Aim of the exercise:
Track down each line that has the word "Monthly" and copy it.

Collected data entries:
◇ ◇ ◇ ◇

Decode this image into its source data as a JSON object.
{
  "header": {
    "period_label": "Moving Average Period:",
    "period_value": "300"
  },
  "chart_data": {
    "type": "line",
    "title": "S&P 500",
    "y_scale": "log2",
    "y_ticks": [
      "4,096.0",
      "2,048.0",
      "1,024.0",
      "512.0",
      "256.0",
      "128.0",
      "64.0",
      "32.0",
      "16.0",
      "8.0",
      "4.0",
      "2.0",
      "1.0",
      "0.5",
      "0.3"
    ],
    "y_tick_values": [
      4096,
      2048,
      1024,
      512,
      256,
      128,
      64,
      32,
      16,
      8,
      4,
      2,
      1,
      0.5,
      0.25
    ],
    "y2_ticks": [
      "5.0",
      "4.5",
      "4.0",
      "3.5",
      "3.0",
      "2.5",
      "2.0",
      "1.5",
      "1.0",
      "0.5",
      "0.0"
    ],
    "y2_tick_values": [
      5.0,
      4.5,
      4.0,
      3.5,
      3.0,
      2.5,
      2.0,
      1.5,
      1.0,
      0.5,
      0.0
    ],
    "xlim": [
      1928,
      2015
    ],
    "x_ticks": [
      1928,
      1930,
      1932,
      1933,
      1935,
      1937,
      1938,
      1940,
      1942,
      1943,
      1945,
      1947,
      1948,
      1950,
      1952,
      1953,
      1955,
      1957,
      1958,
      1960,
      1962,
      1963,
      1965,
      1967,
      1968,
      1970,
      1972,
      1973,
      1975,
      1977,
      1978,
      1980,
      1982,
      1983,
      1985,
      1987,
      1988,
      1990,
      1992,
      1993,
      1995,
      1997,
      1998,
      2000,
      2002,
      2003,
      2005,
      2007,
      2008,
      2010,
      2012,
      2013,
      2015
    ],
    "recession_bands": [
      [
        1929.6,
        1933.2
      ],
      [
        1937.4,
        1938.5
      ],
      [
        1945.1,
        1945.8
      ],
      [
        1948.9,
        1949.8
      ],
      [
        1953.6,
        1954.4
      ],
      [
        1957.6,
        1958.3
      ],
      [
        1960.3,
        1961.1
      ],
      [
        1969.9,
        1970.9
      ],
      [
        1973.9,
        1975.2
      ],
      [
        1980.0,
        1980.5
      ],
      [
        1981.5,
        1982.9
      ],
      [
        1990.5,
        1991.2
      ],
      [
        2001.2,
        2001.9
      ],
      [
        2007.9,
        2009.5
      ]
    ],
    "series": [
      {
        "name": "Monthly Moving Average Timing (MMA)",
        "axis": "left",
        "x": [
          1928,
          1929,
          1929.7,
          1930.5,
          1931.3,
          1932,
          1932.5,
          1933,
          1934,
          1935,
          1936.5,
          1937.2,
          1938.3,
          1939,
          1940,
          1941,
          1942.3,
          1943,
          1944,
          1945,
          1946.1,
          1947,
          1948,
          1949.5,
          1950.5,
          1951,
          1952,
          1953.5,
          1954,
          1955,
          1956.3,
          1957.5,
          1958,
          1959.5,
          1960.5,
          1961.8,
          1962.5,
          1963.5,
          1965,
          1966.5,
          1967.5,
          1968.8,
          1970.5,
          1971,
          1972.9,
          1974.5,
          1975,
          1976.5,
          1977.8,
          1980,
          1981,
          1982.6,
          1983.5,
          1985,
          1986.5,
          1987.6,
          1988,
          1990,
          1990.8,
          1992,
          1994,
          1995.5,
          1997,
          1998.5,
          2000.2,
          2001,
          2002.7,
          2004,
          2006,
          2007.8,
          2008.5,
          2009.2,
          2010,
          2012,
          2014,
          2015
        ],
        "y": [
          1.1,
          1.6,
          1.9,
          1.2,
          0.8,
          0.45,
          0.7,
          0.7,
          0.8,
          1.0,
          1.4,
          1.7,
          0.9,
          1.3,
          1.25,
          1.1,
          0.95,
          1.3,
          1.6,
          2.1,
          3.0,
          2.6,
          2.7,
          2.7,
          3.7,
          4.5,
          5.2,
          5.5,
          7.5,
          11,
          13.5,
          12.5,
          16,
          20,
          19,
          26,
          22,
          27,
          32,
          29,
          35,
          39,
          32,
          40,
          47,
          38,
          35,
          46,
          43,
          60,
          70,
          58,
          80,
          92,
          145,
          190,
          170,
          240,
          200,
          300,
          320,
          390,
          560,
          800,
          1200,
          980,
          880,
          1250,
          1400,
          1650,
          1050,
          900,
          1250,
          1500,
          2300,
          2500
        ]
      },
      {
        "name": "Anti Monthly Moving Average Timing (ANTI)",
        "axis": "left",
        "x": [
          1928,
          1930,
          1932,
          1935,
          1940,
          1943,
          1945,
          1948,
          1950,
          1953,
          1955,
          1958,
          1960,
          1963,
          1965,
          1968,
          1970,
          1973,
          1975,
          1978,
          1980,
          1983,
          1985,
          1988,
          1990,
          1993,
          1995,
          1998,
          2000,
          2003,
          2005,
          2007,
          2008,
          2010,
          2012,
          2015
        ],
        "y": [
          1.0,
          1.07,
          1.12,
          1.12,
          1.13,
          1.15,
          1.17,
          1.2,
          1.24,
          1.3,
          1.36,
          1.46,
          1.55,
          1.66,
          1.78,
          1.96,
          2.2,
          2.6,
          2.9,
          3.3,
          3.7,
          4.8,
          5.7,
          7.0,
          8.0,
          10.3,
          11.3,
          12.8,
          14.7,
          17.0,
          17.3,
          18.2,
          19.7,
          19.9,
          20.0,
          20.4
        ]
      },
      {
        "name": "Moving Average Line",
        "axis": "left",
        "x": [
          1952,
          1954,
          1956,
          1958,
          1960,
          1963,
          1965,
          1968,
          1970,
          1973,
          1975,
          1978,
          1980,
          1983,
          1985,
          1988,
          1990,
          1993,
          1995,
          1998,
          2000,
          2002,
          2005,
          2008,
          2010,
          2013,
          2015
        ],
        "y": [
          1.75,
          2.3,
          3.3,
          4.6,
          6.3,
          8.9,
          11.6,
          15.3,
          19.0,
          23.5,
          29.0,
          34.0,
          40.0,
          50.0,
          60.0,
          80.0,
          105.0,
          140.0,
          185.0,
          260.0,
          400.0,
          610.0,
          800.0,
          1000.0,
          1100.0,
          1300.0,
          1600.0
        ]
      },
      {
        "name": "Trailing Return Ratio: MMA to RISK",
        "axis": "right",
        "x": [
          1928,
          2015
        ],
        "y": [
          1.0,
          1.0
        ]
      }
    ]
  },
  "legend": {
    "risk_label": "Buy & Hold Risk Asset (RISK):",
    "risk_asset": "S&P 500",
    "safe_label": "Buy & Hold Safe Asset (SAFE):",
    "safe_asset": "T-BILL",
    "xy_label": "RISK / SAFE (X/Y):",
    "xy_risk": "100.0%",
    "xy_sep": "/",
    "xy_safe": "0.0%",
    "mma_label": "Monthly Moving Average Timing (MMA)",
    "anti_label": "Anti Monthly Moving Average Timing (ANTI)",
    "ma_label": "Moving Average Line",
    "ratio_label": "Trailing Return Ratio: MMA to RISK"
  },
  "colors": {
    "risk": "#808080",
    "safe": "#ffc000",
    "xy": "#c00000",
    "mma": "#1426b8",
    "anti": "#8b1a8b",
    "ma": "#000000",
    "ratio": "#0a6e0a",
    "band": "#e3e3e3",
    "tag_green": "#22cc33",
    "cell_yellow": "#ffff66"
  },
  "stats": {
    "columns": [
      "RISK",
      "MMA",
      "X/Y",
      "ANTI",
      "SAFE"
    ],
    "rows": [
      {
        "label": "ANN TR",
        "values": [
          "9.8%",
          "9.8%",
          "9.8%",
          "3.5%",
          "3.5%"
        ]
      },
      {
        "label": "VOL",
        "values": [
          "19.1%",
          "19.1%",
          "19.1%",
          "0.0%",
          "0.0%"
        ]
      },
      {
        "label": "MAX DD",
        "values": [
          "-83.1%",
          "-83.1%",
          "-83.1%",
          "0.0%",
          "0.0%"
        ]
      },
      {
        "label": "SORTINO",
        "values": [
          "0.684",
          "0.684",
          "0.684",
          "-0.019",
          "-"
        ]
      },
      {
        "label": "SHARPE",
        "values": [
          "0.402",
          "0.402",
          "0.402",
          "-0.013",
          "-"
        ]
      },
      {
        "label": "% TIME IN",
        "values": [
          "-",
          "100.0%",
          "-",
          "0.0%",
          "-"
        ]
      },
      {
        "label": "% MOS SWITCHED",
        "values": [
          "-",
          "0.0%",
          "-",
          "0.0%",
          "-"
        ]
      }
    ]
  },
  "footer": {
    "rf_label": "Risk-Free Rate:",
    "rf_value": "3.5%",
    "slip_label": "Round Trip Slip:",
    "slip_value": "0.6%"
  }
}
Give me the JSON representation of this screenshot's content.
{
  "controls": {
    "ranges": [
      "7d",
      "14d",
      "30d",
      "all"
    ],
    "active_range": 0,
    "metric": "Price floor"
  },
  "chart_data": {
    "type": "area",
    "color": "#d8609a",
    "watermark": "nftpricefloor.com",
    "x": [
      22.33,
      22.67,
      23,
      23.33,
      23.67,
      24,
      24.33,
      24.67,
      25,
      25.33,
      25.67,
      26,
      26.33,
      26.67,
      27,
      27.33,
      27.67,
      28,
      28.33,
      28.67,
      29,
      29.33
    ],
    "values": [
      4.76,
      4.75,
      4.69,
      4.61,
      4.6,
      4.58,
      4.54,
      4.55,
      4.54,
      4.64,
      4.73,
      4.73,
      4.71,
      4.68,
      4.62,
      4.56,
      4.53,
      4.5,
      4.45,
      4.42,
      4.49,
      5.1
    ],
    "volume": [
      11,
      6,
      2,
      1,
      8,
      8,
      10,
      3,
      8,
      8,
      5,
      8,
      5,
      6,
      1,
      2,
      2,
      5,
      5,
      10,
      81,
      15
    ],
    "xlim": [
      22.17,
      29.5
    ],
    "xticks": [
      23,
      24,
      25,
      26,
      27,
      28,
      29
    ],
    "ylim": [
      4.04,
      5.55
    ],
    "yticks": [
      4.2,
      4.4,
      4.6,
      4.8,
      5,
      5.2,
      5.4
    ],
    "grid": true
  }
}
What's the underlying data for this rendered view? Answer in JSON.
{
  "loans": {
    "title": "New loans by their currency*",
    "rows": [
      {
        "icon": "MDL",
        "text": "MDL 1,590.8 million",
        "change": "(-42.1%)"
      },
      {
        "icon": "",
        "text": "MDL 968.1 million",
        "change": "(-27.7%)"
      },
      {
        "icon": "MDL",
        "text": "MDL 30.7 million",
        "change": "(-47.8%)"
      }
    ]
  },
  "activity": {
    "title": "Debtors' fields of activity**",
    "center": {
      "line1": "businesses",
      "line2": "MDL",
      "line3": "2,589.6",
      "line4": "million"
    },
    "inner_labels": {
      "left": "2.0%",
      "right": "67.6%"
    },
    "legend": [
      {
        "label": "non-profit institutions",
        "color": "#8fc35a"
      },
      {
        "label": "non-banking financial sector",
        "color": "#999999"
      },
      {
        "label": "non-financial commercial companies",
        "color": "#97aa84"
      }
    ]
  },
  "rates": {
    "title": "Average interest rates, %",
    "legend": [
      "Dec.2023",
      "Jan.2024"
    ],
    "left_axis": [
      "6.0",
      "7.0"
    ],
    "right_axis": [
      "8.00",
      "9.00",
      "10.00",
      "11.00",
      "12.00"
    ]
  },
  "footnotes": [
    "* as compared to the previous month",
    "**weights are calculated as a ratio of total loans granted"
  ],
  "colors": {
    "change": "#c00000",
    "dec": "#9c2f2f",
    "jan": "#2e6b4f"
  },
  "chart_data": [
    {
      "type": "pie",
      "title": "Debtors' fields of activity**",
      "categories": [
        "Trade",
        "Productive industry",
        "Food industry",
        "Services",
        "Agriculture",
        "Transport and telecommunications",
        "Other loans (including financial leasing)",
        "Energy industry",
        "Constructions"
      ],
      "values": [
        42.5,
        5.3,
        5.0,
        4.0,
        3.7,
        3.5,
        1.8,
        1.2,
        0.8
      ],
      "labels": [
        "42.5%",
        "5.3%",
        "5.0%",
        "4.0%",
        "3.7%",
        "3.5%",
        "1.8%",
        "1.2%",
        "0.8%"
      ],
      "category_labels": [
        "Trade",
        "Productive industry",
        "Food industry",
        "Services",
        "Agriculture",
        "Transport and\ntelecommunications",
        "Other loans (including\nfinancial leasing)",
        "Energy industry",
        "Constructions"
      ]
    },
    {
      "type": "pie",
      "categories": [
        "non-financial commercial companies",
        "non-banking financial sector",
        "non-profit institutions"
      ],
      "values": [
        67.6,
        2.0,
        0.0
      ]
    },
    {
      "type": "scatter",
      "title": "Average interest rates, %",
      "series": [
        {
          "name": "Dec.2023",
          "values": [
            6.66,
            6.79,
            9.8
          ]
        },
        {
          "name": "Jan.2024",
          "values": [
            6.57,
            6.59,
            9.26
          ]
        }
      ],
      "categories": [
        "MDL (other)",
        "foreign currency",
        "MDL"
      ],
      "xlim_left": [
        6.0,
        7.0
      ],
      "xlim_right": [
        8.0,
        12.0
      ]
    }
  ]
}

◇ ◇ ◇ ◇

Answer to the problem:
        "name": "Monthly Moving Average Timing (MMA)",
        "name": "Anti Monthly Moving Average Timing (ANTI)",
    "mma_label": "Monthly Moving Average Timing (MMA)",
    "anti_label": "Anti Monthly Moving Average Timing (ANTI)",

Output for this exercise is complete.